* Job:
Nothing in the records may be left out or altered; reproduce them all exactly.

**** Input ****

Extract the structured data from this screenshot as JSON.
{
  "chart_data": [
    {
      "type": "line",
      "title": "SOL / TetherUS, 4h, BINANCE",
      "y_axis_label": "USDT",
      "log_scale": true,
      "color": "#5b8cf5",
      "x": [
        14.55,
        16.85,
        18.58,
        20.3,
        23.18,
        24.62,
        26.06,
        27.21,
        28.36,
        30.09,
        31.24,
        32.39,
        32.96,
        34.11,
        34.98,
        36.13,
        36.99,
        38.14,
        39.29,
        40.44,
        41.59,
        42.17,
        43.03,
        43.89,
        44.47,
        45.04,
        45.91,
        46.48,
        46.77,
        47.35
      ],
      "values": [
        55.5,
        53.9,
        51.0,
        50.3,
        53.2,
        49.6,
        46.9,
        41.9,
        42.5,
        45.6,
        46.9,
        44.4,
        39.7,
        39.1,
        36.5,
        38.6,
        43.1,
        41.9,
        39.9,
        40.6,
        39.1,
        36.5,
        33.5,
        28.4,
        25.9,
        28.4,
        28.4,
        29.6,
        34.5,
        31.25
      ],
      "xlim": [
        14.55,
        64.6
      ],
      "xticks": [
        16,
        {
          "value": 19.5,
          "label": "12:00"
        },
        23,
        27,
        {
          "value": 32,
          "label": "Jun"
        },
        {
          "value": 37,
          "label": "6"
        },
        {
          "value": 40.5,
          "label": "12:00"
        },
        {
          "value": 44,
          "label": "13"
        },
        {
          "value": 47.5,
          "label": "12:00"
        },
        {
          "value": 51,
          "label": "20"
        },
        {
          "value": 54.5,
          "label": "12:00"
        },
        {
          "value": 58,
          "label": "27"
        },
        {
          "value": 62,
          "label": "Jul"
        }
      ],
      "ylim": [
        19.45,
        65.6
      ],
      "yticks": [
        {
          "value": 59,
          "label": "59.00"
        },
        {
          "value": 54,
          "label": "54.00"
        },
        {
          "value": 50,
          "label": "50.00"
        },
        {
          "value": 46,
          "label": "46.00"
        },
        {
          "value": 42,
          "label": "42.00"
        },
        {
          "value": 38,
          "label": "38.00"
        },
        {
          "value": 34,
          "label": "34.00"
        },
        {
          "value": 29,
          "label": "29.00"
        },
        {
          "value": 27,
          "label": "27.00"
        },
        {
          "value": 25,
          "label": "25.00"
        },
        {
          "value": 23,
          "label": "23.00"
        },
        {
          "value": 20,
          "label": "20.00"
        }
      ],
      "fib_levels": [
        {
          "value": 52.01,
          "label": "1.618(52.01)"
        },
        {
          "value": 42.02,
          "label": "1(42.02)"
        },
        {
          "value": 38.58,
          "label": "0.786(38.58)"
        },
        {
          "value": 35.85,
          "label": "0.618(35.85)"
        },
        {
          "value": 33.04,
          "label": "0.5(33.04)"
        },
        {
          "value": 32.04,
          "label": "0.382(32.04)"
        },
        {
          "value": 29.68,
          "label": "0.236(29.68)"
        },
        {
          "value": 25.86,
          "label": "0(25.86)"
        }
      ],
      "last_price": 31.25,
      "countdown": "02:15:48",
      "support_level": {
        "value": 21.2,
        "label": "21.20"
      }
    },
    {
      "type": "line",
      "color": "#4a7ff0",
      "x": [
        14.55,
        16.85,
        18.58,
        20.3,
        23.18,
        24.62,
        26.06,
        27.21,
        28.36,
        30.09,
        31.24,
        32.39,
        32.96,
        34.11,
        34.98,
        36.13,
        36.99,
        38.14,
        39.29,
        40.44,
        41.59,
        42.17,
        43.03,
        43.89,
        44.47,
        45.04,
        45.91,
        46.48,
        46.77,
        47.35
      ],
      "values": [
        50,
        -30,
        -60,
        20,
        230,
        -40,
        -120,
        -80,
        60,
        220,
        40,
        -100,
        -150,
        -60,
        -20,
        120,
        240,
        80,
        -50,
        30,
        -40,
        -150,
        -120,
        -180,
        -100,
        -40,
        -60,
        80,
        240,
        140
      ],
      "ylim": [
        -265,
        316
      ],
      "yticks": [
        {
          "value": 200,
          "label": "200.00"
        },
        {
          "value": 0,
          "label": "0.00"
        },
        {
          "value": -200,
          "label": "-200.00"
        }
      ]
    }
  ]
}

****

* Task response:
Extract the structured data from this screenshot as JSON.
{
  "chart_data": [
    {
      "type": "line",
      "title": "SOL / TetherUS, 4h, BINANCE",
      "y_axis_label": "USDT",
      "log_scale": true,
      "color": "#5b8cf5",
      "x": [
        14.55,
        16.85,
        18.58,
        20.3,
        23.18,
        24.62,
        26.06,
        27.21,
        28.36,
        30.09,
        31.24,
        32.39,
        32.96,
        34.11,
        34.98,
        36.13,
        36.99,
        38.14,
        39.29,
        40.44,
        41.59,
        42.17,
        43.03,
        43.89,
        44.47,
        45.04,
        45.91,
        46.48,
        46.77,
        47.35
      ],
      "values": [
        55.5,
        53.9,
        51.0,
        50.3,
        53.2,
        49.6,
        46.9,
        41.9,
        42.5,
        45.6,
        46.9,
        44.4,
        39.7,
        39.1,
        36.5,
        38.6,
        43.1,
        41.9,
        39.9,
        40.6,
        39.1,
        36.5,
        33.5,
        28.4,
        25.9,
        28.4,
        28.4,
        29.6,
        34.5,
        31.25
      ],
      "xlim": [
        14.55,
        64.6
      ],
      "xticks": [
        16,
        {
          "value": 19.5,
          "label": "12:00"
        },
        23,
        27,
        {
          "value": 32,
          "label": "Jun"
        },
        {
          "value": 37,
          "label": "6"
        },
        {
          "value": 40.5,
          "label": "12:00"
        },
        {
          "value": 44,
          "label": "13"
        },
        {
          "value": 47.5,
          "label": "12:00"
        },
        {
          "value": 51,
          "label": "20"
        },
        {
          "value": 54.5,
          "label": "12:00"
        },
        {
          "value": 58,
          "label": "27"
        },
        {
          "value": 62,
          "label": "Jul"
        }
      ],
      "ylim": [
        19.45,
        65.6
      ],
      "yticks": [
        {
          "value": 59,
          "label": "59.00"
        },
        {
          "value": 54,
          "label": "54.00"
        },
        {
          "value": 50,
          "label": "50.00"
        },
        {
          "value": 46,
          "label": "46.00"
        },
        {
          "value": 42,
          "label": "42.00"
        },
        {
          "value": 38,
          "label": "38.00"
        },
        {
          "value": 34,
          "label": "34.00"
        },
        {
          "value": 29,
          "label": "29.00"
        },
        {
          "value": 27,
          "label": "27.00"
        },
        {
          "value": 25,
          "label": "25.00"
        },
        {
          "value": 23,
          "label": "23.00"
        },
        {
          "value": 20,
          "label": "20.00"
        }
      ],
      "fib_levels": [
        {
          "value": 52.01,
          "label": "1.618(52.01)"
        },
        {
          "value": 42.02,
          "label": "1(42.02)"
        },
        {
          "value": 38.58,
          "label": "0.786(38.58)"
        },
        {
          "value": 35.85,
          "label": "0.618(35.85)"
        },
        {
          "value": 33.04,
          "label": "0.5(33.04)"
        },
        {
          "value": 32.04,
          "label": "0.382(32.04)"
        },
        {
          "value": 29.68,
          "label": "0.236(29.68)"
        },
        {
          "value": 25.86,
          "label": "0(25.86)"
        }
      ],
      "last_price": 31.25,
      "countdown": "02:15:48",
      "support_level": {
        "value": 21.2,
        "label": "21.20"
      }
    },
    {
      "type": "line",
      "color": "#4a7ff0",
      "x": [
        14.55,
        16.85,
        18.58,
        20.3,
        23.18,
        24.62,
        26.06,
        27.21,
        28.36,
        30.09,
        31.24,
        32.39,
        32.96,
        34.11,
        34.98,
        36.13,
        36.99,
        38.14,
        39.29,
        40.44,
        41.59,
        42.17,
        43.03,
        43.89,
        44.47,
        45.04,
        45.91,
        46.48,
        46.77,
        47.35
      ],
      "values": [
        50,
        -30,
        -60,
        20,
        230,
        -40,
        -120,
        -80,
        60,
        220,
        40,
        -100,
        -150,
        -60,
        -20,
        120,
        240,
        80,
        -50,
        30,
        -40,
        -150,
        -120,
        -180,
        -100,
        -40,
        -60,
        80,
        240,
        140
      ],
      "ylim": [
        -265,
        316
      ],
      "yticks": [
        {
          "value": 200,
          "label": "200.00"
        },
        {
          "value": 0,
          "label": "0.00"
        },
        {
          "value": -200,
          "label": "-200.00"
        }
      ]
    }
  ]
}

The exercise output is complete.